WRITTEN PROBLEM. Sift the material for lines containing "чтобы", and return them.

— BEGIN SOURCE RECORDS —

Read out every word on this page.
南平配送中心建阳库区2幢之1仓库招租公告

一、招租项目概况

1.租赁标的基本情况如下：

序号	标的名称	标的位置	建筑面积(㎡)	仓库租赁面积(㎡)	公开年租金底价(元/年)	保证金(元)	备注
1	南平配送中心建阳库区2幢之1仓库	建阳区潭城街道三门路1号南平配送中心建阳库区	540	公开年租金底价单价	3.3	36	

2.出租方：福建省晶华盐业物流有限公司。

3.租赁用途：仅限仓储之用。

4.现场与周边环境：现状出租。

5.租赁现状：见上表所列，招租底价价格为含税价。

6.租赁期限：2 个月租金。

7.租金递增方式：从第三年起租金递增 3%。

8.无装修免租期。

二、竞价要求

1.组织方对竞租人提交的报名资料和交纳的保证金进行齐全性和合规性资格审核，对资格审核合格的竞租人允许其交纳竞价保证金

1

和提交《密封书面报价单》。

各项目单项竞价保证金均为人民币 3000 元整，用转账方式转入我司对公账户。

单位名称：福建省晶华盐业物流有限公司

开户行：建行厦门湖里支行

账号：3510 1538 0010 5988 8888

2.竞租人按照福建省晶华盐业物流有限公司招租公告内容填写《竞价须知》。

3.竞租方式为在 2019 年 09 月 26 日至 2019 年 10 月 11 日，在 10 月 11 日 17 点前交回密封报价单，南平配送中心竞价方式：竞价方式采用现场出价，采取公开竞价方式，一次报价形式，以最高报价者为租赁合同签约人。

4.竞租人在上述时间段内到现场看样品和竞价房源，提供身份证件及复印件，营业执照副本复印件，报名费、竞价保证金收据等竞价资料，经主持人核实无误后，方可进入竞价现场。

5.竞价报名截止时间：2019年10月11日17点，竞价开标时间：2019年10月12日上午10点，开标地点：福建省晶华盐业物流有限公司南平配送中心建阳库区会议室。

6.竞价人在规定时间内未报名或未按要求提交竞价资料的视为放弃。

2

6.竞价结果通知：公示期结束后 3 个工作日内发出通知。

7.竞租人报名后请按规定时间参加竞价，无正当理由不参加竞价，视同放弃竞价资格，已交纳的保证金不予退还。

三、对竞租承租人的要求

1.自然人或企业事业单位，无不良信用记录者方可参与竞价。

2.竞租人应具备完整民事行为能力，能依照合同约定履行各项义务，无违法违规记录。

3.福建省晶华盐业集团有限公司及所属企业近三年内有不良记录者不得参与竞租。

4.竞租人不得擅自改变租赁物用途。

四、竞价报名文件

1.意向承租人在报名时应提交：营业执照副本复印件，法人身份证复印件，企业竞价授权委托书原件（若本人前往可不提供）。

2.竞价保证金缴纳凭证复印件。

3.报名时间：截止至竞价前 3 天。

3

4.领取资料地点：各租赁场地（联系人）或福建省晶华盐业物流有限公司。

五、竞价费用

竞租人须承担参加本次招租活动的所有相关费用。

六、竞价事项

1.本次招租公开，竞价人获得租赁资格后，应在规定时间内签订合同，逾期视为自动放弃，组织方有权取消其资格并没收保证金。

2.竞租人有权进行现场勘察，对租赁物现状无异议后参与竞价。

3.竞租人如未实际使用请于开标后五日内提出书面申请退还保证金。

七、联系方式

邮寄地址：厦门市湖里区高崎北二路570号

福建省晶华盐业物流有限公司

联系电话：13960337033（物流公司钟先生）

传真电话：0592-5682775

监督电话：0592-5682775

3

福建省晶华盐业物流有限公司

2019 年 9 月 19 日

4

— END SOURCE RECORDS —
— BEGIN SOURCE RECORDS —

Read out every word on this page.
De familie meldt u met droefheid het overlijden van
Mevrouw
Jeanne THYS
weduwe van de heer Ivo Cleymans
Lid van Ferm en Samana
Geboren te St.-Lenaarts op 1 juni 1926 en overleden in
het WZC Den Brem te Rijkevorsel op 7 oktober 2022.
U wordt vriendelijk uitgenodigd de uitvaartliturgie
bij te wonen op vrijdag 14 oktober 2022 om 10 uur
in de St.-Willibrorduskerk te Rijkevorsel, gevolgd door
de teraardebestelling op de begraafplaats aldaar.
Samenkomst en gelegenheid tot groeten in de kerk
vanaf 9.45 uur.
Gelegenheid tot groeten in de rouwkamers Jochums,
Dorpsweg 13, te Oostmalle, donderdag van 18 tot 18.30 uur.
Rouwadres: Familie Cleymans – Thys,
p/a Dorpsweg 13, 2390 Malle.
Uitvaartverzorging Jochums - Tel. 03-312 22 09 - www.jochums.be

— END SOURCE RECORDS —
— BEGIN SOURCE RECORDS —

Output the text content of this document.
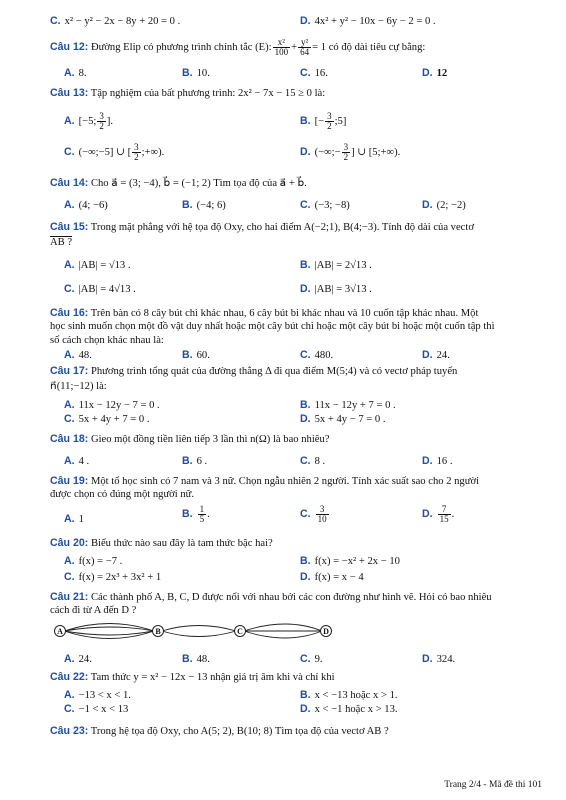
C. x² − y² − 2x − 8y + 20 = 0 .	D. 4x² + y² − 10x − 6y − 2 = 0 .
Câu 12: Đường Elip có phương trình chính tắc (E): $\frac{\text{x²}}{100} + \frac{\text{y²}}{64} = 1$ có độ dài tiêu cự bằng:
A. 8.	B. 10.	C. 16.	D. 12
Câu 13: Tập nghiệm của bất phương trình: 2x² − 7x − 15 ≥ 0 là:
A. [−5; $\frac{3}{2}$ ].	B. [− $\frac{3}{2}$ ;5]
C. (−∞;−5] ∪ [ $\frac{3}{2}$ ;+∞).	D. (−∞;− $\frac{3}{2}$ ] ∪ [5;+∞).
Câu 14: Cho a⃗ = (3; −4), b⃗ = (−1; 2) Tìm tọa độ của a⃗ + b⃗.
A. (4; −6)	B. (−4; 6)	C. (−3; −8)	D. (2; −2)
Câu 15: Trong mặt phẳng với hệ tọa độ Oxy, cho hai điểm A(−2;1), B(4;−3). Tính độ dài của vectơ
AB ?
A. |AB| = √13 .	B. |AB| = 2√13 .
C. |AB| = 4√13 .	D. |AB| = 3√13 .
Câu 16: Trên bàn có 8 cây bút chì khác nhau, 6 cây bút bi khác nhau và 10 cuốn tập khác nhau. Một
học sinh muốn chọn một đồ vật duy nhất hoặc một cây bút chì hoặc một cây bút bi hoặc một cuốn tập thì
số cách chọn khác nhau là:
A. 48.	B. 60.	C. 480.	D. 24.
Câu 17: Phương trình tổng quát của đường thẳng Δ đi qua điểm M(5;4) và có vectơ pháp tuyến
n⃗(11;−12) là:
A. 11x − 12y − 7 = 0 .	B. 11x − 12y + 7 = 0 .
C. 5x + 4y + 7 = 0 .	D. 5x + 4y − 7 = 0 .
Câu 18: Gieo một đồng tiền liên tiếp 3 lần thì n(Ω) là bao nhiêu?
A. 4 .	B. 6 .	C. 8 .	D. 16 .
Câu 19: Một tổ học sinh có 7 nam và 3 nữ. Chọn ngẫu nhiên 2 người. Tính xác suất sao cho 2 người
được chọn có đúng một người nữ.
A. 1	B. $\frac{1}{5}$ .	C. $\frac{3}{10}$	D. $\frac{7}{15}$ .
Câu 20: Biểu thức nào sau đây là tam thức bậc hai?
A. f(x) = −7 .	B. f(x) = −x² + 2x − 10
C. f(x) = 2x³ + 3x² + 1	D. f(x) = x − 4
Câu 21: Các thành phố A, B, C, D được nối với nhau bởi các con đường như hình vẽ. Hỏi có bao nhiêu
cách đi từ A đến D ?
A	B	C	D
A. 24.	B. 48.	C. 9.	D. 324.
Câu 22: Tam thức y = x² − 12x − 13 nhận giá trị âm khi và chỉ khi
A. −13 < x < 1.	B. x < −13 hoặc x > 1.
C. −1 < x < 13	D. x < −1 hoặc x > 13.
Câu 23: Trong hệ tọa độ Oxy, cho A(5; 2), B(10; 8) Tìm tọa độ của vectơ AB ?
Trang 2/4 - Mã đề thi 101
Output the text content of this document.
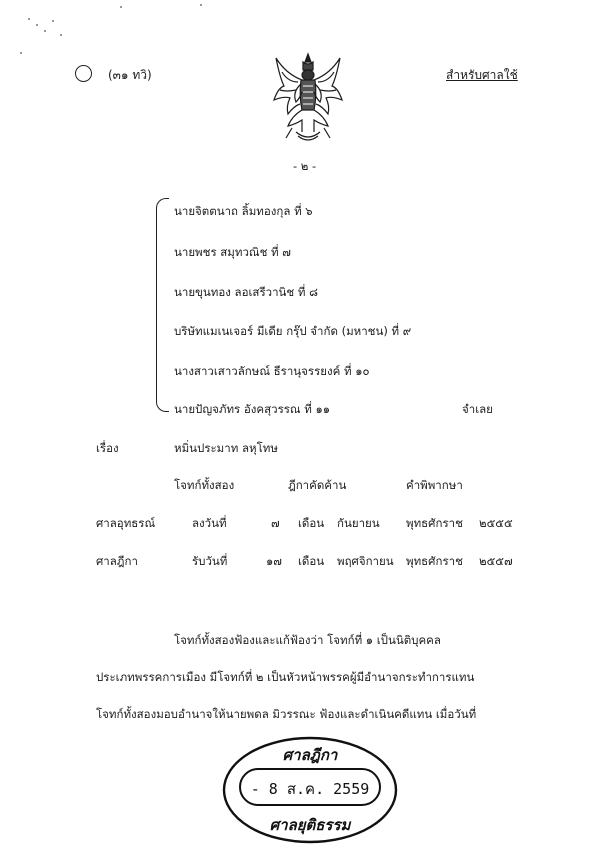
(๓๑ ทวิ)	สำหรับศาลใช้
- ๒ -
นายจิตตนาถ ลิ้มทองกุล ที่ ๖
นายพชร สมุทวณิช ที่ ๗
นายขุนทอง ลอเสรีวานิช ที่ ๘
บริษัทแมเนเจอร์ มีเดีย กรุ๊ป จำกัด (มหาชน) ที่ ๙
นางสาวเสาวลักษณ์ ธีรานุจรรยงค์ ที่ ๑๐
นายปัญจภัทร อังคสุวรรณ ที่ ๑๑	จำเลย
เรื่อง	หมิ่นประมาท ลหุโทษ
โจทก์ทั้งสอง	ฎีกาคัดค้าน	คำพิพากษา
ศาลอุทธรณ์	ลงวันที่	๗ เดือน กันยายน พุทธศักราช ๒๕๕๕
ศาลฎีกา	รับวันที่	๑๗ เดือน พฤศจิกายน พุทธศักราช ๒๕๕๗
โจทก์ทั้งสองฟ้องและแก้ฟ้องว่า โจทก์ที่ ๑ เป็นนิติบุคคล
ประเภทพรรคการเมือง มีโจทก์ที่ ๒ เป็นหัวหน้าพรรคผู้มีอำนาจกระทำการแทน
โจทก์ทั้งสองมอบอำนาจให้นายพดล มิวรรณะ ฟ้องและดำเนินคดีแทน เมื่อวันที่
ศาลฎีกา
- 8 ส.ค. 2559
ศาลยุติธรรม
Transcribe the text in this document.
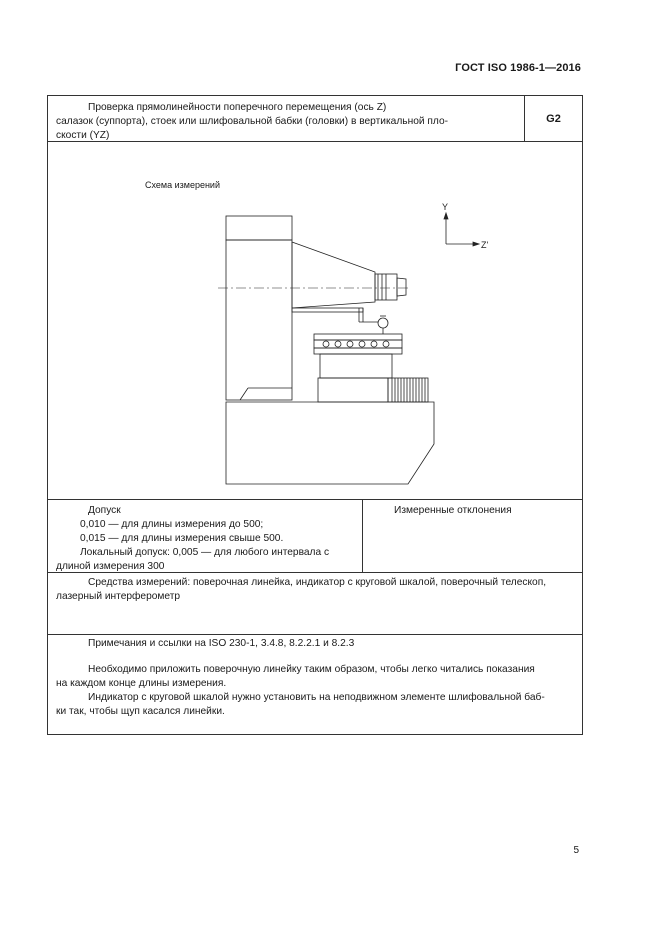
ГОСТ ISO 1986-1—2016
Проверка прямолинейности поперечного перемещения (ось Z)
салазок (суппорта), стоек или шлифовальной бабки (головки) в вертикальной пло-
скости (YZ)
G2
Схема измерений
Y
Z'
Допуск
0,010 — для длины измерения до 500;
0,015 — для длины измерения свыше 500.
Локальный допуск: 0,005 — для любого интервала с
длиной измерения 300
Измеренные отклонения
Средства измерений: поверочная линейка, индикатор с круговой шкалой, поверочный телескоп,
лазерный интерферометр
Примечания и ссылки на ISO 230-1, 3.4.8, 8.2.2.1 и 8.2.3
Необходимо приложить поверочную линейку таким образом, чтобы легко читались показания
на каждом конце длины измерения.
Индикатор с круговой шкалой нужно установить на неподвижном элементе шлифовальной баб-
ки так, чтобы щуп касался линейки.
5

— END SOURCE RECORDS —

COMPLETE ANSWER.
Необходимо приложить поверочную линейку таким образом, чтобы легко читались показания
ки так, чтобы щуп касался линейки.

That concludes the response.